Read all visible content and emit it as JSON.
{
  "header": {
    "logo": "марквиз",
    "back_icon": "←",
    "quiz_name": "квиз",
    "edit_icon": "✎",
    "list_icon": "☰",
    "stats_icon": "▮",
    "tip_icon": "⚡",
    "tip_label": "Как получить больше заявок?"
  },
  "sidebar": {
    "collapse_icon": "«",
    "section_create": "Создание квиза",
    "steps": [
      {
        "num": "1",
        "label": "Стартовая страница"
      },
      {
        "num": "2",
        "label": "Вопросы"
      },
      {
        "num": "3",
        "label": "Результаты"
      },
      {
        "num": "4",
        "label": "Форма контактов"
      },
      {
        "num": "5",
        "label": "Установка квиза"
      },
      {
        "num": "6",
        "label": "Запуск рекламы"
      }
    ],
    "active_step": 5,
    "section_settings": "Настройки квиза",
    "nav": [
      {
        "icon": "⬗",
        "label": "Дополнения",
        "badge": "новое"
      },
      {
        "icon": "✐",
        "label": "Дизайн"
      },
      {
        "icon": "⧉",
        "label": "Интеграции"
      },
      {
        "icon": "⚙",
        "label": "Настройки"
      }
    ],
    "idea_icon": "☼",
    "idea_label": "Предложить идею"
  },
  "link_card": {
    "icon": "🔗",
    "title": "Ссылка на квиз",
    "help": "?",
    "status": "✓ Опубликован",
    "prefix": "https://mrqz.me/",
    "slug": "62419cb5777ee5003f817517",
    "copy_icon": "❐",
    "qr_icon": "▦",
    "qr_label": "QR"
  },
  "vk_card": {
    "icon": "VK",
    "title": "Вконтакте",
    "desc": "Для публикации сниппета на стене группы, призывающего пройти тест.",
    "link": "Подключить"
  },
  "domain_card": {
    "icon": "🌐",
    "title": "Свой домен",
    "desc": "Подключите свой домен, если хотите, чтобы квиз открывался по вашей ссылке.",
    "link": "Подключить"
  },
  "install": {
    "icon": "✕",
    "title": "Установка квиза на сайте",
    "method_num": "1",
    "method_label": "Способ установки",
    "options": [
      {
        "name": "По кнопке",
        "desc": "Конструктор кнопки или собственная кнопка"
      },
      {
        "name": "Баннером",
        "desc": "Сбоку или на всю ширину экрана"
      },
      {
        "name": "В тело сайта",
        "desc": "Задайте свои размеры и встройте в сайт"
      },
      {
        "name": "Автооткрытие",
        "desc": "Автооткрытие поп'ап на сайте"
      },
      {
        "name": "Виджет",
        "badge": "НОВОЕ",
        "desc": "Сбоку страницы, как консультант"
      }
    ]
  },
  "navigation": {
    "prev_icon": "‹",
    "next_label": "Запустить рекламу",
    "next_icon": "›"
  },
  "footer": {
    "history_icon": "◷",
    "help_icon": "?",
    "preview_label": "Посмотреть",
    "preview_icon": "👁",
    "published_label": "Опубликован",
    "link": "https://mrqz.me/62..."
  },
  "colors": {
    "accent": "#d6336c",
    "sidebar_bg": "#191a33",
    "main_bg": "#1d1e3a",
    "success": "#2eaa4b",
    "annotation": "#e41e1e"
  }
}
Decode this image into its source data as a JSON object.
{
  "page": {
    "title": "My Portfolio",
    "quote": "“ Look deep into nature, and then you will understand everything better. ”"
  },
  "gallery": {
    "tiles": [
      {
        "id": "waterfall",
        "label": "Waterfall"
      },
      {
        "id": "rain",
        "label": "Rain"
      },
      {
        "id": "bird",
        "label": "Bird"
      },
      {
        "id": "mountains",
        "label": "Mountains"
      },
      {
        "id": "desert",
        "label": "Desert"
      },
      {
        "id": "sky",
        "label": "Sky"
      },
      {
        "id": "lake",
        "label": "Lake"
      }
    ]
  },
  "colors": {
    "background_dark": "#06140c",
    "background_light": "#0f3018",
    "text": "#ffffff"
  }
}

══════

== Task statement ==
From the listing, copy each line containing the word "title".

== Full response ==
    "title": "Ссылка на квиз",
    "title": "Вконтакте",
    "title": "Свой домен",
    "title": "Установка квиза на сайте",
    "title": "My Portfolio",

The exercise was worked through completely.